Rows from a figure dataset
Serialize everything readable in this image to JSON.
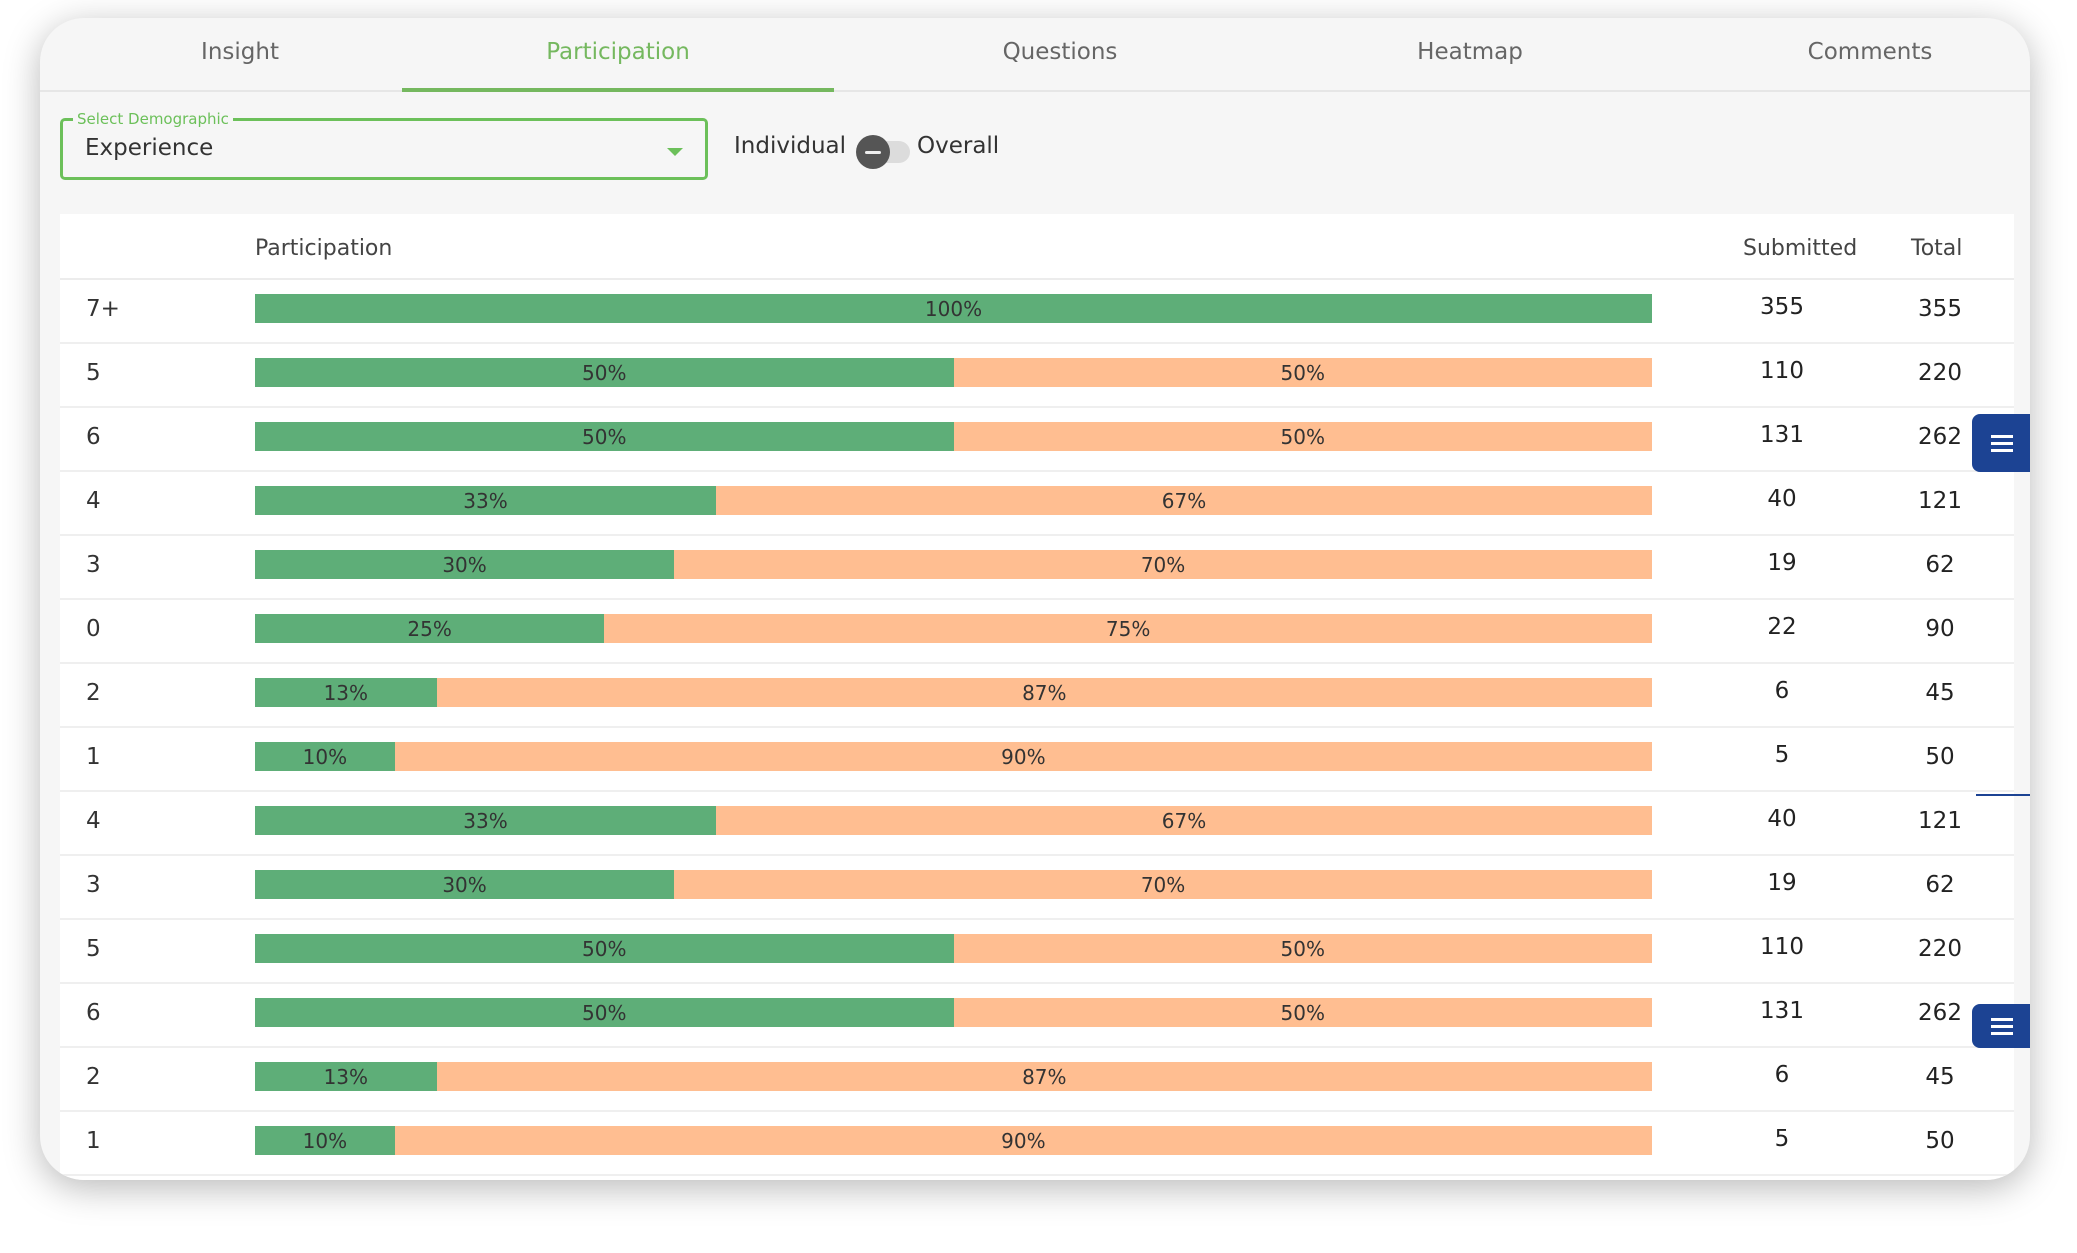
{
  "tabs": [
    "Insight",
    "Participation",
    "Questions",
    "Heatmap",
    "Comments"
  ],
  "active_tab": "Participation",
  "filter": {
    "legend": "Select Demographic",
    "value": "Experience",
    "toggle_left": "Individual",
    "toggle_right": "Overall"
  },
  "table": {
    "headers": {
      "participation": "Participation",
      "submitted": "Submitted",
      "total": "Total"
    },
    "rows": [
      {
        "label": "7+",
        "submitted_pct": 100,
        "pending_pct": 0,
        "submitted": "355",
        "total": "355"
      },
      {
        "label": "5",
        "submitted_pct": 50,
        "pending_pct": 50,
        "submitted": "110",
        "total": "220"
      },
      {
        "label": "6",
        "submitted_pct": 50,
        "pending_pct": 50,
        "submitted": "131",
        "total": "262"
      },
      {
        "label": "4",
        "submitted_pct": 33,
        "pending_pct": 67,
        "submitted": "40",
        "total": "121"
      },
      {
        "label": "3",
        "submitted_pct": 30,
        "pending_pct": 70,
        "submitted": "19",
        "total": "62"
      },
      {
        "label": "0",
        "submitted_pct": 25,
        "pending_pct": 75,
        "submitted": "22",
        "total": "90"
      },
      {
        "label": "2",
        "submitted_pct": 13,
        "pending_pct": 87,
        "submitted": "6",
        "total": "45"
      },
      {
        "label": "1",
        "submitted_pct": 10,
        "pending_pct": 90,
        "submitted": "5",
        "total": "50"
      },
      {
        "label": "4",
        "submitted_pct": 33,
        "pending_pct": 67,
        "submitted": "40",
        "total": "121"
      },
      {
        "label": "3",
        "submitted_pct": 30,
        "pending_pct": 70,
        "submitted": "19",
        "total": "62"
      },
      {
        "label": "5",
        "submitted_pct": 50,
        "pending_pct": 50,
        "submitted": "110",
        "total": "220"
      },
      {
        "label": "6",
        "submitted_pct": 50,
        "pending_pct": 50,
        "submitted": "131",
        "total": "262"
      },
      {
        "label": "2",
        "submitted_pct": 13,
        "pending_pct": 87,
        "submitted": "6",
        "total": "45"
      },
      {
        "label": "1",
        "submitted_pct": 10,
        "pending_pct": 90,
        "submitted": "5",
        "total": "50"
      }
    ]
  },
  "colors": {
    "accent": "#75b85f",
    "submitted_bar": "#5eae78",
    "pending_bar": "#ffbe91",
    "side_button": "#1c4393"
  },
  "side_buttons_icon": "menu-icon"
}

--

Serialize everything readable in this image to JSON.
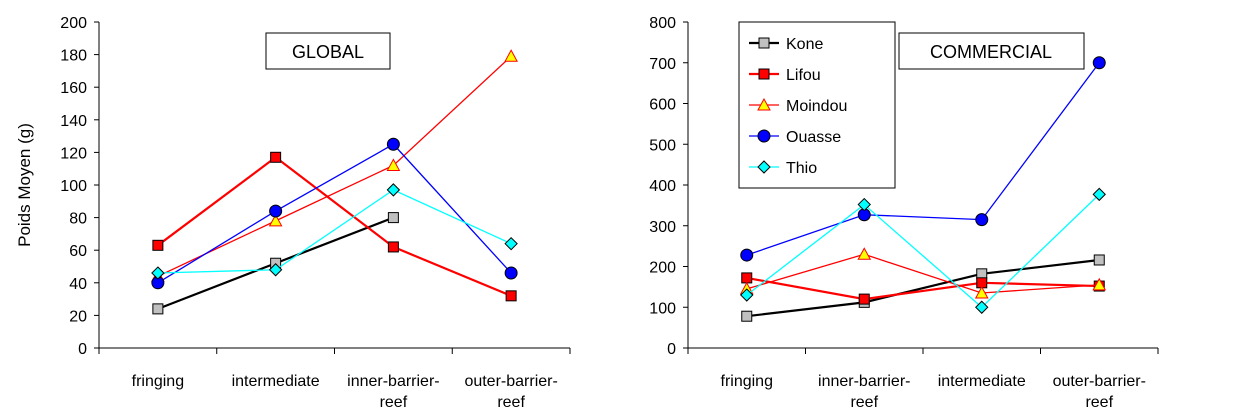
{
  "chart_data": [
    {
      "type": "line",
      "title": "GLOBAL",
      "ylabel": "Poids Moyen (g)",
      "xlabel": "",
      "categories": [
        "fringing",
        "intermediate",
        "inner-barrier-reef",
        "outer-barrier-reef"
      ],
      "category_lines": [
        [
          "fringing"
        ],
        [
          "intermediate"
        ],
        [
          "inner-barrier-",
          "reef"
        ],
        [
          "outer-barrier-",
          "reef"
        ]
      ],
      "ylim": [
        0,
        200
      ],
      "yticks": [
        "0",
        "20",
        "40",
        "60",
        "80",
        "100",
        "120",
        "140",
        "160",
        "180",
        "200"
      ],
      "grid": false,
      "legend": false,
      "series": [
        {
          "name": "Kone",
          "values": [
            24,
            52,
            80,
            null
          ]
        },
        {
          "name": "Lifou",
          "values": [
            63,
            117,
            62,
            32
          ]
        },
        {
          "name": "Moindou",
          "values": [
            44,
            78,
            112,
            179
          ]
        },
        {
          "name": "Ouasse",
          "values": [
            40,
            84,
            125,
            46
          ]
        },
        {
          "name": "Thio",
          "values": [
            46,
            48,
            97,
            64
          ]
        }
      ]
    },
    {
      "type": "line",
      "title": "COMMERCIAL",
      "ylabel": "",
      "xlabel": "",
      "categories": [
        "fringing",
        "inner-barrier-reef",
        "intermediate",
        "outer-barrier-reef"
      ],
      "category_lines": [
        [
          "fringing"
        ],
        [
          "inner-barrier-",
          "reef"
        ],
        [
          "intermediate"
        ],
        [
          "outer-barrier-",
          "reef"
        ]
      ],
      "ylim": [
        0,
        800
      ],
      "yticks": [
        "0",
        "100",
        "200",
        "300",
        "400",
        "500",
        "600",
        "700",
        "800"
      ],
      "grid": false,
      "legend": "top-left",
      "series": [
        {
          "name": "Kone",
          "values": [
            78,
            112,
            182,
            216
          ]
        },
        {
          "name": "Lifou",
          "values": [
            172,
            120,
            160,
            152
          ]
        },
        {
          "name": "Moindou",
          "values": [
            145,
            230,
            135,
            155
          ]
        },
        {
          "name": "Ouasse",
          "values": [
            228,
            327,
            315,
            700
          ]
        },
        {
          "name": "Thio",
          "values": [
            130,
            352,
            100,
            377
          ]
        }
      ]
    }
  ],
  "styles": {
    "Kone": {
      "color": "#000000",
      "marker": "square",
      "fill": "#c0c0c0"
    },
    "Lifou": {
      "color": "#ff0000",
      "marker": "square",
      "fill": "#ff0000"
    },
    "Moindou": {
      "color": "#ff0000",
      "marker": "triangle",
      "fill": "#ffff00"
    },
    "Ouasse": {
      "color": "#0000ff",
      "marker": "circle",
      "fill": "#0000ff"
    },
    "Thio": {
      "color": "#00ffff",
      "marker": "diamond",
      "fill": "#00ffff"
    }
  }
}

==

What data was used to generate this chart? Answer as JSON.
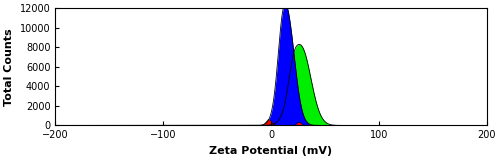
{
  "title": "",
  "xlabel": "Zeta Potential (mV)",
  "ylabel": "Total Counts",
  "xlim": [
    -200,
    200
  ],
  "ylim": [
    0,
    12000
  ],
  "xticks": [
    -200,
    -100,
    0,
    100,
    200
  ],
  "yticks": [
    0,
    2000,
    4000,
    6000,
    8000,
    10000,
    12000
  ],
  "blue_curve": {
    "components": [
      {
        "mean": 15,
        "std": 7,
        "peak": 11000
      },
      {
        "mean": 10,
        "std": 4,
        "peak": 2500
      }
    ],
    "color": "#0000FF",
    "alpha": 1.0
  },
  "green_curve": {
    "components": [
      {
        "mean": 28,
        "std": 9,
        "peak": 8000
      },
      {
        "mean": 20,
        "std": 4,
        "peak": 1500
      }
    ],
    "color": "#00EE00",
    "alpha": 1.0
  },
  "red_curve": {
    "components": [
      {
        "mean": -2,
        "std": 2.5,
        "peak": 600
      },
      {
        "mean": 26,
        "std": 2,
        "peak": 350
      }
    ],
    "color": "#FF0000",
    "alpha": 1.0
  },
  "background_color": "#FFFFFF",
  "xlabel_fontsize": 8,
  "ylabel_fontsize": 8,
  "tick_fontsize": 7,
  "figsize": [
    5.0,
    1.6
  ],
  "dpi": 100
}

WHAT IS NEEDED: Search the records for the word "peak". Copy every line that has it.

TASK RESPONSE:
        "peak": 11000
        "peak": 2500
        "peak": 8000
        "peak": 1500
        "peak": 600
        "peak": 350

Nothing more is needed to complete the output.